Below are some records. Pull every line that contains the word "this".

-- start Data rows --

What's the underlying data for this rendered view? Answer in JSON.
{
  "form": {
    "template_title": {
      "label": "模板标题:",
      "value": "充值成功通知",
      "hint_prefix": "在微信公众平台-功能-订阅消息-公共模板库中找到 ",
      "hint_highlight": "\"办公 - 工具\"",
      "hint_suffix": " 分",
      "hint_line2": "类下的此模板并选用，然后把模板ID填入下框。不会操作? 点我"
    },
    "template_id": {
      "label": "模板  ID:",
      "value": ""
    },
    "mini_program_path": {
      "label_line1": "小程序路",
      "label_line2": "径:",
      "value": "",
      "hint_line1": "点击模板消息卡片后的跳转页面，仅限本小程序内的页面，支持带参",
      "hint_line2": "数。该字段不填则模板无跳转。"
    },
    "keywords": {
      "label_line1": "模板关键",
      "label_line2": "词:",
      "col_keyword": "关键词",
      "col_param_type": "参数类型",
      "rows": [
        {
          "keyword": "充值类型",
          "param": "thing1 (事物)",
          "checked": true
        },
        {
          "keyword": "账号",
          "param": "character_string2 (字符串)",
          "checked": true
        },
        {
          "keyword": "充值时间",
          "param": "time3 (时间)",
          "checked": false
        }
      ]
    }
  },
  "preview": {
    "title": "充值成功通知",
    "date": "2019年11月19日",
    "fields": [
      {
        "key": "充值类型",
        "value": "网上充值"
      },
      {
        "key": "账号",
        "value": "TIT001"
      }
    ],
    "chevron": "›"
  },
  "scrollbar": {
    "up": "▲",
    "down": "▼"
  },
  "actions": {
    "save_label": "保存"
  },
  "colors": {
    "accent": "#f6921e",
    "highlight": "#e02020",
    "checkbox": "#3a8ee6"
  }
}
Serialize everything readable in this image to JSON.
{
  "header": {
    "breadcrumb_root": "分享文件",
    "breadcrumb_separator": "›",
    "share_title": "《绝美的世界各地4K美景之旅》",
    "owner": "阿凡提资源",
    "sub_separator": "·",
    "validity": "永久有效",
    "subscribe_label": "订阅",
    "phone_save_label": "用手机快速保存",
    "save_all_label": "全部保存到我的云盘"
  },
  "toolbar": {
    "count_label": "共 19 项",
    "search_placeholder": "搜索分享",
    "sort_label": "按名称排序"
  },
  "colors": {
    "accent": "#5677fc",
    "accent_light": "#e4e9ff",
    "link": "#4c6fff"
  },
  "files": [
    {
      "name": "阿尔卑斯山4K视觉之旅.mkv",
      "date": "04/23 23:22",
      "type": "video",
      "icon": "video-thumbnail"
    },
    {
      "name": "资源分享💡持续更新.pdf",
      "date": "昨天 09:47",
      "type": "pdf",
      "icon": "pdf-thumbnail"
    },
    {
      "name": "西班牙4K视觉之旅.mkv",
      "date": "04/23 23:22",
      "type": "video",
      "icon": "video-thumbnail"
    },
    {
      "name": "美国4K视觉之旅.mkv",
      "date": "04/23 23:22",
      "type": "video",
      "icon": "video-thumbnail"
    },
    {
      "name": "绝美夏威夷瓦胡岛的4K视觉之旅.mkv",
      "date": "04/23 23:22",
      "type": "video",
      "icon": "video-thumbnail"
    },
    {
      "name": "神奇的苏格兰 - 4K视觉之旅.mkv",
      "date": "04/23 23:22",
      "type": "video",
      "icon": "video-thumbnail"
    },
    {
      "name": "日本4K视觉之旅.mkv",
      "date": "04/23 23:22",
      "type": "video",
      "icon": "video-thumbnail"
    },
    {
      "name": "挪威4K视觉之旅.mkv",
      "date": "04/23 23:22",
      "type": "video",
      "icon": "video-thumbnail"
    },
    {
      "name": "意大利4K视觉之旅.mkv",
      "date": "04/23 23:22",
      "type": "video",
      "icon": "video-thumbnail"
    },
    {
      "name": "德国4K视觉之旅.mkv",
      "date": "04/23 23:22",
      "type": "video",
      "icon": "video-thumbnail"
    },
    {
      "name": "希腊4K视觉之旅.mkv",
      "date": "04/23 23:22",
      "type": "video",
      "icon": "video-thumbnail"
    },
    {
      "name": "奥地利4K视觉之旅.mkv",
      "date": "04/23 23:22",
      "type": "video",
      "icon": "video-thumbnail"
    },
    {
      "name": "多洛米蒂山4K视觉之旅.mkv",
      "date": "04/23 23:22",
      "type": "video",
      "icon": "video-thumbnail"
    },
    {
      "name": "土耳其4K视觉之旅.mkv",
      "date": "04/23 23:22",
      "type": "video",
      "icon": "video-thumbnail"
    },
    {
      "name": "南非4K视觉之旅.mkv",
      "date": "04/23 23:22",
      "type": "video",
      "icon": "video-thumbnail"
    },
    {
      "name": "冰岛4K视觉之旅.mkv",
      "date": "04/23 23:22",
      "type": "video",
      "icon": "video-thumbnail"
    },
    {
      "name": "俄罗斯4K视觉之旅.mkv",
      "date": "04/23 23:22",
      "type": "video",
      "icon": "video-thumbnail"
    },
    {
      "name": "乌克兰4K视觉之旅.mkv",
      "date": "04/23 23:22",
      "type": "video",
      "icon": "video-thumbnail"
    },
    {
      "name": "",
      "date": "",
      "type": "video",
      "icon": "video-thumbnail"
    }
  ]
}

-- end Data rows --

Completed task:
What's the underlying data for this rendered view? Answer in JSON.
Serialize everything readable in this image to JSON.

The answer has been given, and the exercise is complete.